**Problem description**
Reproduce the records below in full and word for word, excluding pictures.

───── Dataset entries

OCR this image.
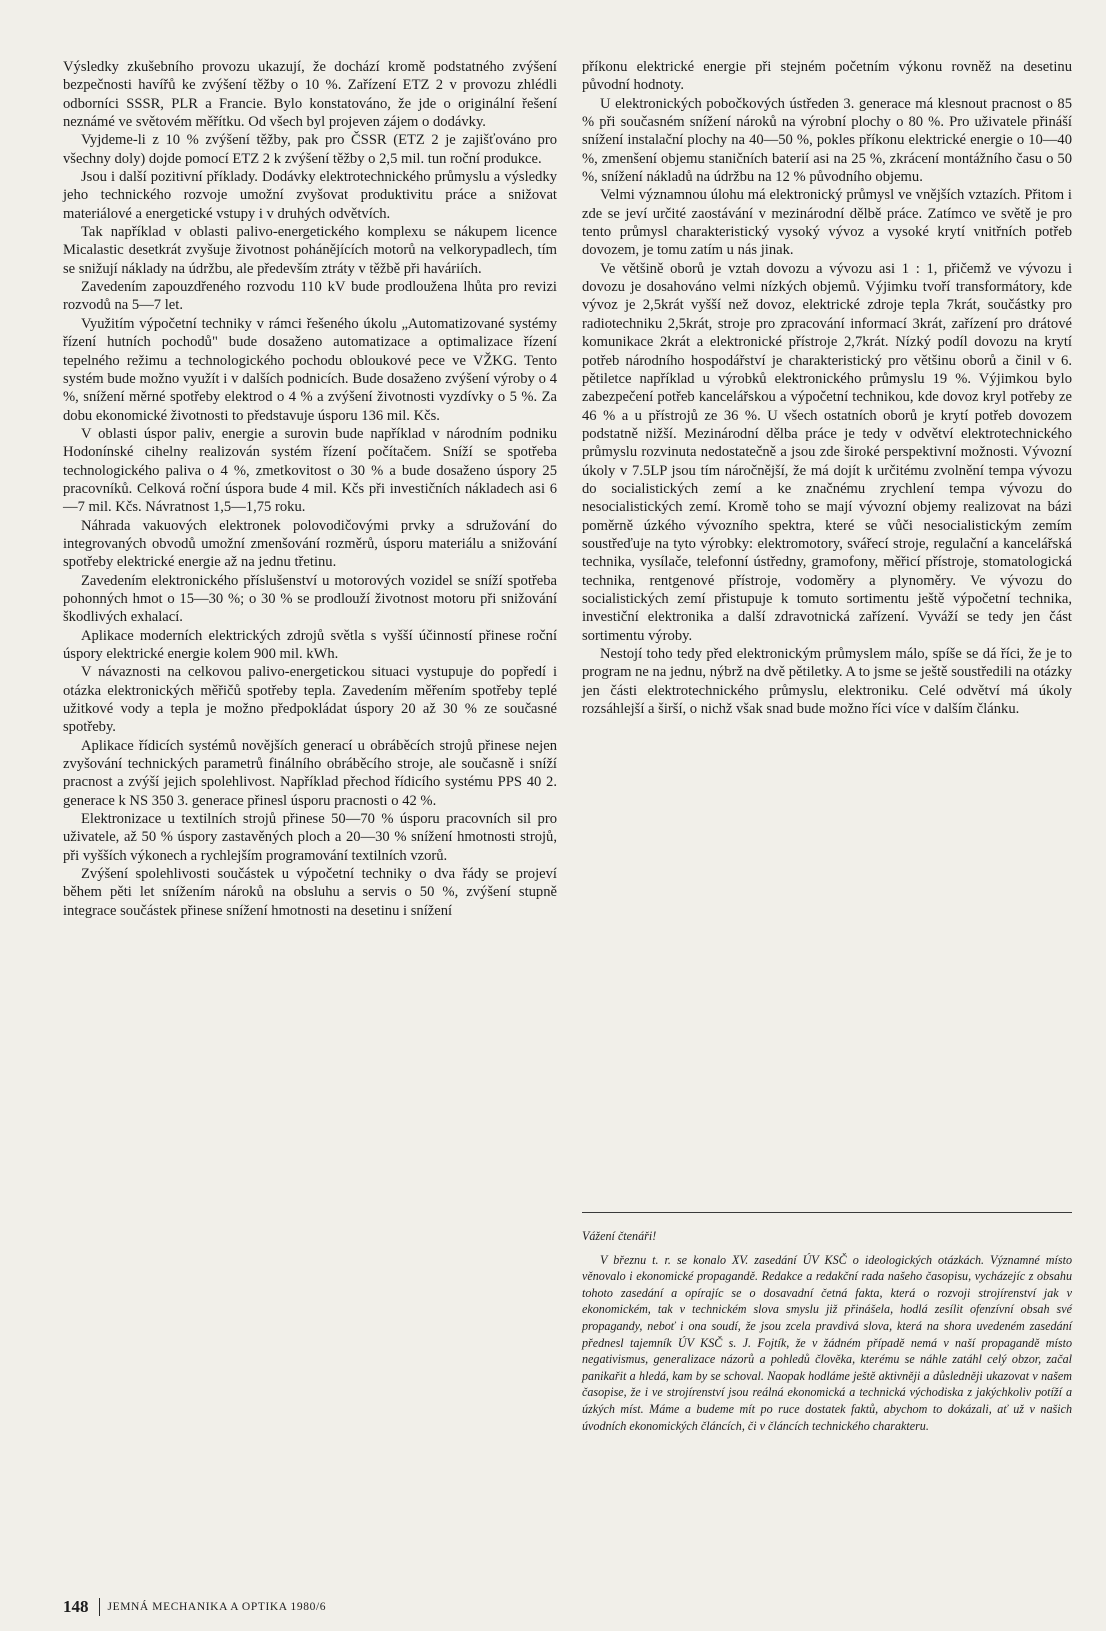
Výsledky zkušebního provozu ukazují, že dochází kromě podstatného zvýšení bezpečnosti havířů ke zvýšení těžby o 10 %. Zařízení ETZ 2 v provozu zhlédli odborníci SSSR, PLR a Francie. Bylo konstatováno, že jde o originální řešení neznámé ve světovém měřítku. Od všech byl projeven zájem o dodávky.

Vyjdeme-li z 10 % zvýšení těžby, pak pro ČSSR (ETZ 2 je zajišťováno pro všechny doly) dojde pomocí ETZ 2 k zvýšení těžby o 2,5 mil. tun roční produkce.

Jsou i další pozitivní příklady. Dodávky elektrotechnického průmyslu a výsledky jeho technického rozvoje umožní zvyšovat produktivitu práce a snižovat materiálové a energetické vstupy i v druhých odvětvích.

Tak například v oblasti palivo-energetického komplexu se nákupem licence Micalastic desetkrát zvyšuje životnost pohánějících motorů na velkorypadlech, tím se snižují náklady na údržbu, ale především ztráty v těžbě při haváriích.

Zavedením zapouzdřeného rozvodu 110 kV bude prodloužena lhůta pro revizi rozvodů na 5—7 let.

Využitím výpočetní techniky v rámci řešeného úkolu „Automatizované systémy řízení hutních pochodů" bude dosaženo automatizace a optimalizace řízení tepelného režimu a technologického pochodu obloukové pece ve VŽKG. Tento systém bude možno využít i v dalších podnicích. Bude dosaženo zvýšení výroby o 4 %, snížení měrné spotřeby elektrod o 4 % a zvýšení životnosti vyzdívky o 5 %. Za dobu ekonomické životnosti to představuje úsporu 136 mil. Kčs.

V oblasti úspor paliv, energie a surovin bude například v národním podniku Hodonínské cihelny realizován systém řízení počítačem. Sníží se spotřeba technologického paliva o 4 %, zmetkovitost o 30 % a bude dosaženo úspory 25 pracovníků. Celková roční úspora bude 4 mil. Kčs při investičních nákladech asi 6—7 mil. Kčs. Návratnost 1,5—1,75 roku.

Náhrada vakuových elektronek polovodičovými prvky a sdružování do integrovaných obvodů umožní zmenšování rozměrů, úsporu materiálu a snižování spotřeby elektrické energie až na jednu třetinu.

Zavedením elektronického příslušenství u motorových vozidel se sníží spotřeba pohonných hmot o 15—30 %; o 30 % se prodlouží životnost motoru při snižování škodlivých exhalací.

Aplikace moderních elektrických zdrojů světla s vyšší účinností přinese roční úspory elektrické energie kolem 900 mil. kWh.

V návaznosti na celkovou palivo-energetickou situaci vystupuje do popředí i otázka elektronických měřičů spotřeby tepla. Zavedením měřením spotřeby teplé užitkové vody a tepla je možno předpokládat úspory 20 až 30 % ze současné spotřeby.

Aplikace řídicích systémů novějších generací u obráběcích strojů přinese nejen zvyšování technických parametrů finálního obráběcího stroje, ale současně i sníží pracnost a zvýší jejich spolehlivost. Například přechod řídicího systému PPS 40 2. generace k NS 350 3. generace přinesl úsporu pracnosti o 42 %.

Elektronizace u textilních strojů přinese 50—70 % úsporu pracovních sil pro uživatele, až 50 % úspory zastavěných ploch a 20—30 % snížení hmotnosti strojů, při vyšších výkonech a rychlejším programování textilních vzorů.

Zvýšení spolehlivosti součástek u výpočetní techniky o dva řády se projeví během pěti let snížením nároků na obsluhu a servis o 50 %, zvýšení stupně integrace součástek přinese snížení hmotnosti na desetinu i snížení

příkonu elektrické energie při stejném početním výkonu rovněž na desetinu původní hodnoty.

U elektronických pobočkových ústředen 3. generace má klesnout pracnost o 85 % při současném snížení nároků na výrobní plochy o 80 %. Pro uživatele přináší snížení instalační plochy na 40—50 %, pokles příkonu elektrické energie o 10—40 %, zmenšení objemu staničních baterií asi na 25 %, zkrácení montážního času o 50 %, snížení nákladů na údržbu na 12 % původního objemu.

Velmi významnou úlohu má elektronický průmysl ve vnějších vztazích. Přitom i zde se jeví určité zaostávání v mezinárodní dělbě práce. Zatímco ve světě je pro tento průmysl charakteristický vysoký vývoz a vysoké krytí vnitřních potřeb dovozem, je tomu zatím u nás jinak.

Ve většině oborů je vztah dovozu a vývozu asi 1 : 1, přičemž ve vývozu i dovozu je dosahováno velmi nízkých objemů. Výjimku tvoří transformátory, kde vývoz je 2,5krát vyšší než dovoz, elektrické zdroje tepla 7krát, součástky pro radiotechniku 2,5krát, stroje pro zpracování informací 3krát, zařízení pro drátové komunikace 2krát a elektronické přístroje 2,7krát. Nízký podíl dovozu na krytí potřeb národního hospodářství je charakteristický pro většinu oborů a činil v 6. pětiletce například u výrobků elektronického průmyslu 19 %. Výjimkou bylo zabezpečení potřeb kancelářskou a výpočetní technikou, kde dovoz kryl potřeby ze 46 % a u přístrojů ze 36 %. U všech ostatních oborů je krytí potřeb dovozem podstatně nižší. Mezinárodní dělba práce je tedy v odvětví elektrotechnického průmyslu rozvinuta nedostatečně a jsou zde široké perspektivní možnosti. Vývozní úkoly v 7.5LP jsou tím náročnější, že má dojít k určitému zvolnění tempa vývozu do socialistických zemí a ke značnému zrychlení tempa vývozu do nesocialistických zemí. Kromě toho se mají vývozní objemy realizovat na bázi poměrně úzkého vývozního spektra, které se vůči nesocialistickým zemím soustřeďuje na tyto výrobky: elektromotory, svářecí stroje, regulační a kancelářská technika, vysílače, telefonní ústředny, gramofony, měřicí přístroje, stomatologická technika, rentgenové přístroje, vodoměry a plynoměry. Ve vývozu do socialistických zemí přistupuje k tomuto sortimentu ještě výpočetní technika, investiční elektronika a další zdravotnická zařízení. Vyváží se tedy jen část sortimentu výroby.

Nestojí toho tedy před elektronickým průmyslem málo, spíše se dá říci, že je to program ne na jednu, nýbrž na dvě pětiletky. A to jsme se ještě soustředili na otázky jen části elektrotechnického průmyslu, elektroniku. Celé odvětví má úkoly rozsáhlejší a širší, o nichž však snad bude možno říci více v dalším článku.

Vážení čtenáři!

V březnu t. r. se konalo XV. zasedání ÚV KSČ o ideologických otázkách. Významné místo věnovalo i ekonomické propagandě. Redakce a redakční rada našeho časopisu, vycházejíc z obsahu tohoto zasedání a opírajíc se o dosavadní četná fakta, která o rozvoji strojírenství jak v ekonomickém, tak v technickém slova smyslu již přinášela, hodlá zesílit ofenzívní obsah své propagandy, neboť i ona soudí, že jsou zcela pravdivá slova, která na shora uvedeném zasedání přednesl tajemník ÚV KSČ s. J. Fojtík, že v žádném případě nemá v naší propagandě místo negativismus, generalizace názorů a pohledů člověka, kterému se náhle zatáhl celý obzor, začal panikařit a hledá, kam by se schoval. Naopak hodláme ještě aktivněji a důsledněji ukazovat v našem časopise, že i ve strojírenství jsou reálná ekonomická a technická východiska z jakýchkoliv potíží a úzkých míst. Máme a budeme mít po ruce dostatek faktů, abychom to dokázali, ať už v našich úvodních ekonomických článcích, či v článcích technického charakteru.

148 JEMNÁ MECHANIKA A OPTIKA 1980/6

──────────

**Output below**
OCR this image.
Výsledky zkušebního provozu ukazují, že dochází kromě podstatného zvýšení bezpečnosti havířů ke zvýšení těžby o 10 %. Zařízení ETZ 2 v provozu zhlédli odborníci SSSR, PLR a Francie. Bylo konstatováno, že jde o originální řešení neznámé ve světovém měřítku. Od všech byl projeven zájem o dodávky.

Vyjdeme-li z 10 % zvýšení těžby, pak pro ČSSR (ETZ 2 je zajišťováno pro všechny doly) dojde pomocí ETZ 2 k zvýšení těžby o 2,5 mil. tun roční produkce.

Jsou i další pozitivní příklady. Dodávky elektrotechnického průmyslu a výsledky jeho technického rozvoje umožní zvyšovat produktivitu práce a snižovat materiálové a energetické vstupy i v druhých odvětvích.

Tak například v oblasti palivo-energetického komplexu se nákupem licence Micalastic desetkrát zvyšuje životnost pohánějících motorů na velkorypadlech, tím se snižují náklady na údržbu, ale především ztráty v těžbě při haváriích.

Zavedením zapouzdřeného rozvodu 110 kV bude prodloužena lhůta pro revizi rozvodů na 5—7 let.

Využitím výpočetní techniky v rámci řešeného úkolu „Automatizované systémy řízení hutních pochodů" bude dosaženo automatizace a optimalizace řízení tepelného režimu a technologického pochodu obloukové pece ve VŽKG. Tento systém bude možno využít i v dalších podnicích. Bude dosaženo zvýšení výroby o 4 %, snížení měrné spotřeby elektrod o 4 % a zvýšení životnosti vyzdívky o 5 %. Za dobu ekonomické životnosti to představuje úsporu 136 mil. Kčs.

V oblasti úspor paliv, energie a surovin bude například v národním podniku Hodonínské cihelny realizován systém řízení počítačem. Sníží se spotřeba technologického paliva o 4 %, zmetkovitost o 30 % a bude dosaženo úspory 25 pracovníků. Celková roční úspora bude 4 mil. Kčs při investičních nákladech asi 6—7 mil. Kčs. Návratnost 1,5—1,75 roku.

Náhrada vakuových elektronek polovodičovými prvky a sdružování do integrovaných obvodů umožní zmenšování rozměrů, úsporu materiálu a snižování spotřeby elektrické energie až na jednu třetinu.

Zavedením elektronického příslušenství u motorových vozidel se sníží spotřeba pohonných hmot o 15—30 %; o 30 % se prodlouží životnost motoru při snižování škodlivých exhalací.

Aplikace moderních elektrických zdrojů světla s vyšší účinností přinese roční úspory elektrické energie kolem 900 mil. kWh.

V návaznosti na celkovou palivo-energetickou situaci vystupuje do popředí i otázka elektronických měřičů spotřeby tepla. Zavedením měřením spotřeby teplé užitkové vody a tepla je možno předpokládat úspory 20 až 30 % ze současné spotřeby.

Aplikace řídicích systémů novějších generací u obráběcích strojů přinese nejen zvyšování technických parametrů finálního obráběcího stroje, ale současně i sníží pracnost a zvýší jejich spolehlivost. Například přechod řídicího systému PPS 40 2. generace k NS 350 3. generace přinesl úsporu pracnosti o 42 %.

Elektronizace u textilních strojů přinese 50—70 % úsporu pracovních sil pro uživatele, až 50 % úspory zastavěných ploch a 20—30 % snížení hmotnosti strojů, při vyšších výkonech a rychlejším programování textilních vzorů.

Zvýšení spolehlivosti součástek u výpočetní techniky o dva řády se projeví během pěti let snížením nároků na obsluhu a servis o 50 %, zvýšení stupně integrace součástek přinese snížení hmotnosti na desetinu i snížení

příkonu elektrické energie při stejném početním výkonu rovněž na desetinu původní hodnoty.

U elektronických pobočkových ústředen 3. generace má klesnout pracnost o 85 % při současném snížení nároků na výrobní plochy o 80 %. Pro uživatele přináší snížení instalační plochy na 40—50 %, pokles příkonu elektrické energie o 10—40 %, zmenšení objemu staničních baterií asi na 25 %, zkrácení montážního času o 50 %, snížení nákladů na údržbu na 12 % původního objemu.

Velmi významnou úlohu má elektronický průmysl ve vnějších vztazích. Přitom i zde se jeví určité zaostávání v mezinárodní dělbě práce. Zatímco ve světě je pro tento průmysl charakteristický vysoký vývoz a vysoké krytí vnitřních potřeb dovozem, je tomu zatím u nás jinak.

Ve většině oborů je vztah dovozu a vývozu asi 1 : 1, přičemž ve vývozu i dovozu je dosahováno velmi nízkých objemů. Výjimku tvoří transformátory, kde vývoz je 2,5krát vyšší než dovoz, elektrické zdroje tepla 7krát, součástky pro radiotechniku 2,5krát, stroje pro zpracování informací 3krát, zařízení pro drátové komunikace 2krát a elektronické přístroje 2,7krát. Nízký podíl dovozu na krytí potřeb národního hospodářství je charakteristický pro většinu oborů a činil v 6. pětiletce například u výrobků elektronického průmyslu 19 %. Výjimkou bylo zabezpečení potřeb kancelářskou a výpočetní technikou, kde dovoz kryl potřeby ze 46 % a u přístrojů ze 36 %. U všech ostatních oborů je krytí potřeb dovozem podstatně nižší. Mezinárodní dělba práce je tedy v odvětví elektrotechnického průmyslu rozvinuta nedostatečně a jsou zde široké perspektivní možnosti. Vývozní úkoly v 7.5LP jsou tím náročnější, že má dojít k určitému zvolnění tempa vývozu do socialistických zemí a ke značnému zrychlení tempa vývozu do nesocialistických zemí. Kromě toho se mají vývozní objemy realizovat na bázi poměrně úzkého vývozního spektra, které se vůči nesocialistickým zemím soustřeďuje na tyto výrobky: elektromotory, svářecí stroje, regulační a kancelářská technika, vysílače, telefonní ústředny, gramofony, měřicí přístroje, stomatologická technika, rentgenové přístroje, vodoměry a plynoměry. Ve vývozu do socialistických zemí přistupuje k tomuto sortimentu ještě výpočetní technika, investiční elektronika a další zdravotnická zařízení. Vyváží se tedy jen část sortimentu výroby.

Nestojí toho tedy před elektronickým průmyslem málo, spíše se dá říci, že je to program ne na jednu, nýbrž na dvě pětiletky. A to jsme se ještě soustředili na otázky jen části elektrotechnického průmyslu, elektroniku. Celé odvětví má úkoly rozsáhlejší a širší, o nichž však snad bude možno říci více v dalším článku.

Vážení čtenáři!

V březnu t. r. se konalo XV. zasedání ÚV KSČ o ideologických otázkách. Významné místo věnovalo i ekonomické propagandě. Redakce a redakční rada našeho časopisu, vycházejíc z obsahu tohoto zasedání a opírajíc se o dosavadní četná fakta, která o rozvoji strojírenství jak v ekonomickém, tak v technickém slova smyslu již přinášela, hodlá zesílit ofenzívní obsah své propagandy, neboť i ona soudí, že jsou zcela pravdivá slova, která na shora uvedeném zasedání přednesl tajemník ÚV KSČ s. J. Fojtík, že v žádném případě nemá v naší propagandě místo negativismus, generalizace názorů a pohledů člověka, kterému se náhle zatáhl celý obzor, začal panikařit a hledá, kam by se schoval. Naopak hodláme ještě aktivněji a důsledněji ukazovat v našem časopise, že i ve strojírenství jsou reálná ekonomická a technická východiska z jakýchkoliv potíží a úzkých míst. Máme a budeme mít po ruce dostatek faktů, abychom to dokázali, ať už v našich úvodních ekonomických článcích, či v článcích technického charakteru.

148 JEMNÁ MECHANIKA A OPTIKA 1980/6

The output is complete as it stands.